### To do
Each line that follows should be printed again exactly as it stands.

### Data to use
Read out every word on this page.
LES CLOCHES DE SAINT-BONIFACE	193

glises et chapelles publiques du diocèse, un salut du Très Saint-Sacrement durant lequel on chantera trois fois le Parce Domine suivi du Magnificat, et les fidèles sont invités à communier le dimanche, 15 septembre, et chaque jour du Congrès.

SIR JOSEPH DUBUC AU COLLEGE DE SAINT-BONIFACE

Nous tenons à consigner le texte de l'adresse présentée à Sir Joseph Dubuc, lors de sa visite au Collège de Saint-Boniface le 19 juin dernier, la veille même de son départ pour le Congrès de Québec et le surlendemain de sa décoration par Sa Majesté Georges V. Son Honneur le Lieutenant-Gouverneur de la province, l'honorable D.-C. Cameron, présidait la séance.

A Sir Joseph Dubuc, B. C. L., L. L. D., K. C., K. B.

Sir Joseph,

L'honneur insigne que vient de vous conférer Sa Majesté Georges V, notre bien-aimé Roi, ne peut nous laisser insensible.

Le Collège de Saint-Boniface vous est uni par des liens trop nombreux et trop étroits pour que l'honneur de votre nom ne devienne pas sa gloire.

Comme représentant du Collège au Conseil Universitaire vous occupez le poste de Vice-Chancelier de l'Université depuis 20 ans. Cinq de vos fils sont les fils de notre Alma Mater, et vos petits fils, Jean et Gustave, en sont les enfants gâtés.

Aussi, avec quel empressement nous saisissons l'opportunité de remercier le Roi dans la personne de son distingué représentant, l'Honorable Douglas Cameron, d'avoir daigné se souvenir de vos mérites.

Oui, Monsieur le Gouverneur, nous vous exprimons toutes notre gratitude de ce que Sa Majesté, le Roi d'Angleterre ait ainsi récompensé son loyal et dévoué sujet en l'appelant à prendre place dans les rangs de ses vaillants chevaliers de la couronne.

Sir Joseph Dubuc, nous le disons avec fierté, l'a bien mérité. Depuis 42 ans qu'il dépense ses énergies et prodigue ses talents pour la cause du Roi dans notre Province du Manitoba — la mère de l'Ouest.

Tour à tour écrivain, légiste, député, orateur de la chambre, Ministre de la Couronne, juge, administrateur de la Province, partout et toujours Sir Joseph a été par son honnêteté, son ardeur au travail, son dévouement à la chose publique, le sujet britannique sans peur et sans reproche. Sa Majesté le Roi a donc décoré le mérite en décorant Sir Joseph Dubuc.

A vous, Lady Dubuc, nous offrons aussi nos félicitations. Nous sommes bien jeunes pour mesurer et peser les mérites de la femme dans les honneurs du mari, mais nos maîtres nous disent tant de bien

### Finished task
Read out every word on this page.
LES CLOCHES DE SAINT-BONIFACE	193

glises et chapelles publiques du diocèse, un salut du Très Saint-Sacrement durant lequel on chantera trois fois le Parce Domine suivi du Magnificat, et les fidèles sont invités à communier le dimanche, 15 septembre, et chaque jour du Congrès.

SIR JOSEPH DUBUC AU COLLEGE DE SAINT-BONIFACE

Nous tenons à consigner le texte de l'adresse présentée à Sir Joseph Dubuc, lors de sa visite au Collège de Saint-Boniface le 19 juin dernier, la veille même de son départ pour le Congrès de Québec et le surlendemain de sa décoration par Sa Majesté Georges V. Son Honneur le Lieutenant-Gouverneur de la province, l'honorable D.-C. Cameron, présidait la séance.

A Sir Joseph Dubuc, B. C. L., L. L. D., K. C., K. B.

Sir Joseph,

L'honneur insigne que vient de vous conférer Sa Majesté Georges V, notre bien-aimé Roi, ne peut nous laisser insensible.

Le Collège de Saint-Boniface vous est uni par des liens trop nombreux et trop étroits pour que l'honneur de votre nom ne devienne pas sa gloire.

Comme représentant du Collège au Conseil Universitaire vous occupez le poste de Vice-Chancelier de l'Université depuis 20 ans. Cinq de vos fils sont les fils de notre Alma Mater, et vos petits fils, Jean et Gustave, en sont les enfants gâtés.

Aussi, avec quel empressement nous saisissons l'opportunité de remercier le Roi dans la personne de son distingué représentant, l'Honorable Douglas Cameron, d'avoir daigné se souvenir de vos mérites.

Oui, Monsieur le Gouverneur, nous vous exprimons toutes notre gratitude de ce que Sa Majesté, le Roi d'Angleterre ait ainsi récompensé son loyal et dévoué sujet en l'appelant à prendre place dans les rangs de ses vaillants chevaliers de la couronne.

Sir Joseph Dubuc, nous le disons avec fierté, l'a bien mérité. Depuis 42 ans qu'il dépense ses énergies et prodigue ses talents pour la cause du Roi dans notre Province du Manitoba — la mère de l'Ouest.

Tour à tour écrivain, légiste, député, orateur de la chambre, Ministre de la Couronne, juge, administrateur de la Province, partout et toujours Sir Joseph a été par son honnêteté, son ardeur au travail, son dévouement à la chose publique, le sujet britannique sans peur et sans reproche. Sa Majesté le Roi a donc décoré le mérite en décorant Sir Joseph Dubuc.

A vous, Lady Dubuc, nous offrons aussi nos félicitations. Nous sommes bien jeunes pour mesurer et peser les mérites de la femme dans les honneurs du mari, mais nos maîtres nous disent tant de bien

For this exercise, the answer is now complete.